## Task description
Return exactly the lines of the data below, from the one that contains "Transcribe the text in this document." through the final line, and leave out every picture.

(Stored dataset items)
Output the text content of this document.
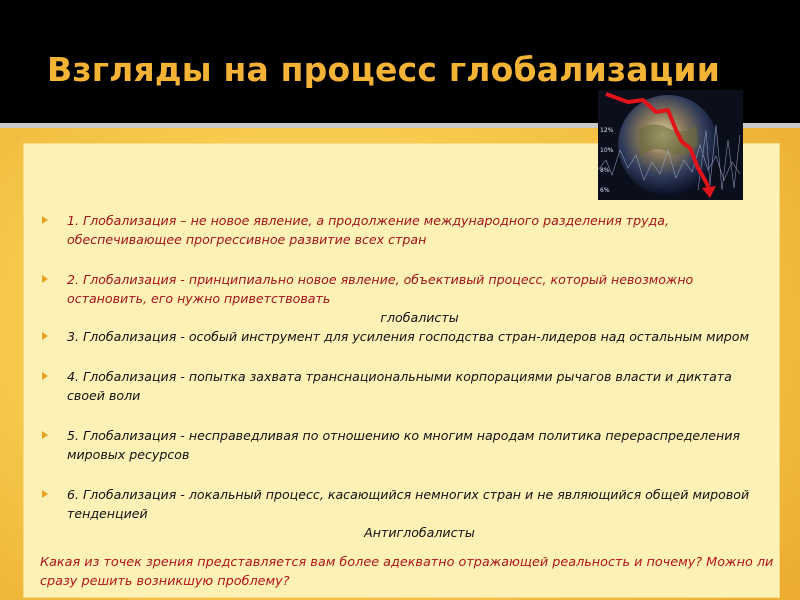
Взгляды на процесс глобализации
12%
10%
8%
6%
1. Глобализация – не новое явление, а продолжение международного разделения труда, обеспечивающее прогрессивное развитие всех стран
2. Глобализация - принципиально новое явление, объективый процесс, который невозможно остановить, его нужно приветствовать
глобалисты
3. Глобализация - особый инструмент для усиления господства стран-лидеров над остальным миром
4. Глобализация - попытка захвата транснациональными корпорациями рычагов власти и диктата своей воли
5. Глобализация - несправедливая по отношению ко многим народам политика перераспределения мировых ресурсов
6. Глобализация - локальный процесс, касающийся немногих стран и не являющийся общей мировой тенденцией
Антиглобалисты
Какая из точек зрения представляется вам более адекватно отражающей реальность и почему? Можно ли сразу решить возникшую проблему?
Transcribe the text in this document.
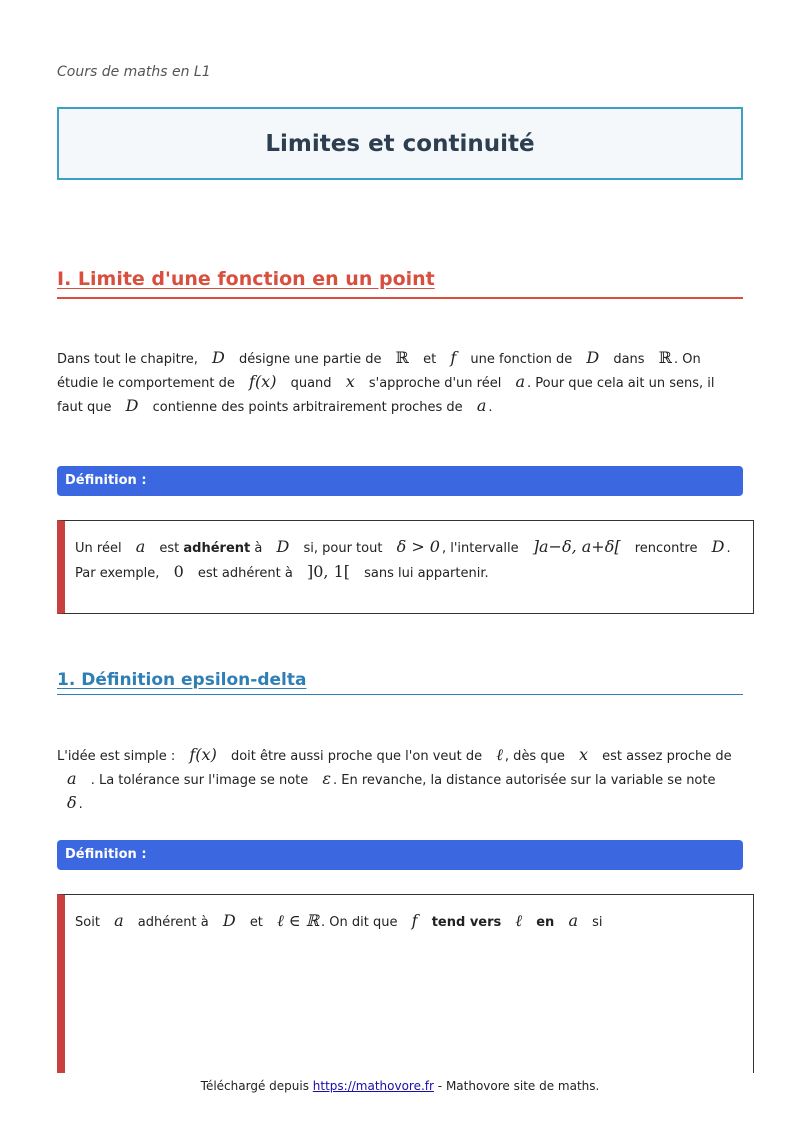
Cours de maths en L1
Limites et continuité
I. Limite d'une fonction en un point
Dans tout le chapitre, D désigne une partie de ℝ et f une fonction de D dans ℝ . On étudie le comportement de f(x) quand x s'approche d'un réel a . Pour que cela ait un sens, il faut que D contienne des points arbitrairement proches de a .
Définition :
Un réel a est adhérent à D si, pour tout δ > 0 , l'intervalle ]a−δ, a+δ[ rencontre D . Par exemple, 0 est adhérent à ]0, 1[ sans lui appartenir.
1. Définition epsilon-delta
L'idée est simple : f(x) doit être aussi proche que l'on veut de ℓ , dès que x est assez proche de a . La tolérance sur l'image se note ε . En revanche, la distance autorisée sur la variable se note δ .
Définition :
Soit a adhérent à D et ℓ ∈ ℝ . On dit que f tend vers ℓ en a si
Téléchargé depuis https://mathovore.fr - Mathovore site de maths.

## Solution
Transcribe the text in this document.
Cours de maths en L1
Limites et continuité
I. Limite d'une fonction en un point
Dans tout le chapitre, D désigne une partie de ℝ et f une fonction de D dans ℝ . On étudie le comportement de f(x) quand x s'approche d'un réel a . Pour que cela ait un sens, il faut que D contienne des points arbitrairement proches de a .
Définition :
Un réel a est adhérent à D si, pour tout δ > 0 , l'intervalle ]a−δ, a+δ[ rencontre D . Par exemple, 0 est adhérent à ]0, 1[ sans lui appartenir.
1. Définition epsilon-delta
L'idée est simple : f(x) doit être aussi proche que l'on veut de ℓ , dès que x est assez proche de a . La tolérance sur l'image se note ε . En revanche, la distance autorisée sur la variable se note δ .
Définition :
Soit a adhérent à D et ℓ ∈ ℝ . On dit que f tend vers ℓ en a si
Téléchargé depuis https://mathovore.fr - Mathovore site de maths.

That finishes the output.